**** Records to use

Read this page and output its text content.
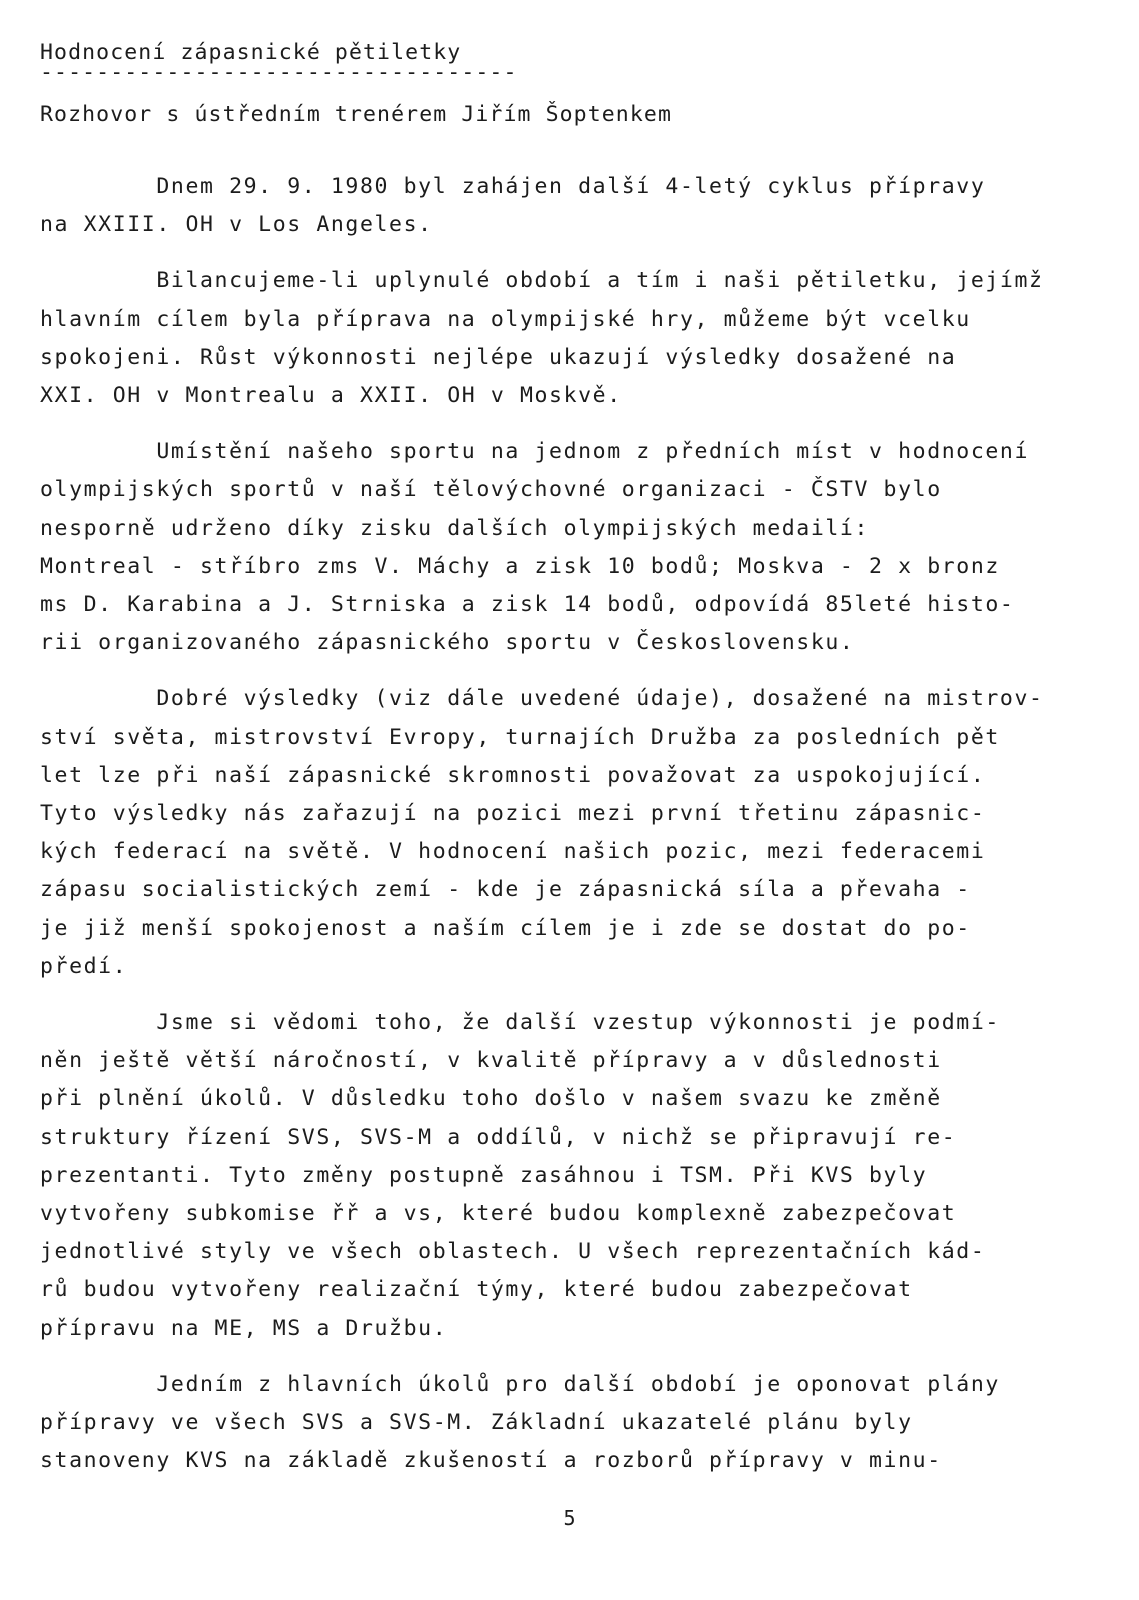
Hodnocení zápasnické pětiletky
----------------------------------
Rozhovor s ústředním trenérem Jiřím Šoptenkem
Dnem 29. 9. 1980 byl zahájen další 4-letý cyklus přípravy
na XXIII. OH v Los Angeles.
Bilancujeme-li uplynulé období a tím i naši pětiletku, jejímž
hlavním cílem byla příprava na olympijské hry, můžeme být vcelku
spokojeni. Růst výkonnosti nejlépe ukazují výsledky dosažené na
XXI. OH v Montrealu a XXII. OH v Moskvě.
Umístění našeho sportu na jednom z předních míst v hodnocení
olympijských sportů v naší tělovýchovné organizaci - ČSTV bylo
nesporně udrženo díky zisku dalších olympijských medailí:
Montreal - stříbro zms V. Máchy a zisk 10 bodů; Moskva - 2 x bronz
ms D. Karabina a J. Strniska a zisk 14 bodů, odpovídá 85leté histo-
rii organizovaného zápasnického sportu v Československu.
Dobré výsledky (viz dále uvedené údaje), dosažené na mistrov-
ství světa, mistrovství Evropy, turnajích Družba za posledních pět
let lze při naší zápasnické skromnosti považovat za uspokojující.
Tyto výsledky nás zařazují na pozici mezi první třetinu zápasnic-
kých federací na světě. V hodnocení našich pozic, mezi federacemi
zápasu socialistických zemí - kde je zápasnická síla a převaha -
je již menší spokojenost a naším cílem je i zde se dostat do po-
předí.
Jsme si vědomi toho, že další vzestup výkonnosti je podmí-
něn ještě větší náročností, v kvalitě přípravy a v důslednosti
při plnění úkolů. V důsledku toho došlo v našem svazu ke změně
struktury řízení SVS, SVS-M a oddílů, v nichž se připravují re-
prezentanti. Tyto změny postupně zasáhnou i TSM. Při KVS byly
vytvořeny subkomise řř a vs, které budou komplexně zabezpečovat
jednotlivé styly ve všech oblastech. U všech reprezentačních kád-
rů budou vytvořeny realizační týmy, které budou zabezpečovat
přípravu na ME, MS a Družbu.
Jedním z hlavních úkolů pro další období je oponovat plány
přípravy ve všech SVS a SVS-M. Základní ukazatelé plánu byly
stanoveny KVS na základě zkušeností a rozborů přípravy v minu-
5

********

Each record above should come back exactly the same, only without its pictures.

Read this page and output its text content.
Hodnocení zápasnické pětiletky
----------------------------------
Rozhovor s ústředním trenérem Jiřím Šoptenkem
Dnem 29. 9. 1980 byl zahájen další 4-letý cyklus přípravy
na XXIII. OH v Los Angeles.
Bilancujeme-li uplynulé období a tím i naši pětiletku, jejímž
hlavním cílem byla příprava na olympijské hry, můžeme být vcelku
spokojeni. Růst výkonnosti nejlépe ukazují výsledky dosažené na
XXI. OH v Montrealu a XXII. OH v Moskvě.
Umístění našeho sportu na jednom z předních míst v hodnocení
olympijských sportů v naší tělovýchovné organizaci - ČSTV bylo
nesporně udrženo díky zisku dalších olympijských medailí:
Montreal - stříbro zms V. Máchy a zisk 10 bodů; Moskva - 2 x bronz
ms D. Karabina a J. Strniska a zisk 14 bodů, odpovídá 85leté histo-
rii organizovaného zápasnického sportu v Československu.
Dobré výsledky (viz dále uvedené údaje), dosažené na mistrov-
ství světa, mistrovství Evropy, turnajích Družba za posledních pět
let lze při naší zápasnické skromnosti považovat za uspokojující.
Tyto výsledky nás zařazují na pozici mezi první třetinu zápasnic-
kých federací na světě. V hodnocení našich pozic, mezi federacemi
zápasu socialistických zemí - kde je zápasnická síla a převaha -
je již menší spokojenost a naším cílem je i zde se dostat do po-
předí.
Jsme si vědomi toho, že další vzestup výkonnosti je podmí-
něn ještě větší náročností, v kvalitě přípravy a v důslednosti
při plnění úkolů. V důsledku toho došlo v našem svazu ke změně
struktury řízení SVS, SVS-M a oddílů, v nichž se připravují re-
prezentanti. Tyto změny postupně zasáhnou i TSM. Při KVS byly
vytvořeny subkomise řř a vs, které budou komplexně zabezpečovat
jednotlivé styly ve všech oblastech. U všech reprezentačních kád-
rů budou vytvořeny realizační týmy, které budou zabezpečovat
přípravu na ME, MS a Družbu.
Jedním z hlavních úkolů pro další období je oponovat plány
přípravy ve všech SVS a SVS-M. Základní ukazatelé plánu byly
stanoveny KVS na základě zkušeností a rozborů přípravy v minu-
5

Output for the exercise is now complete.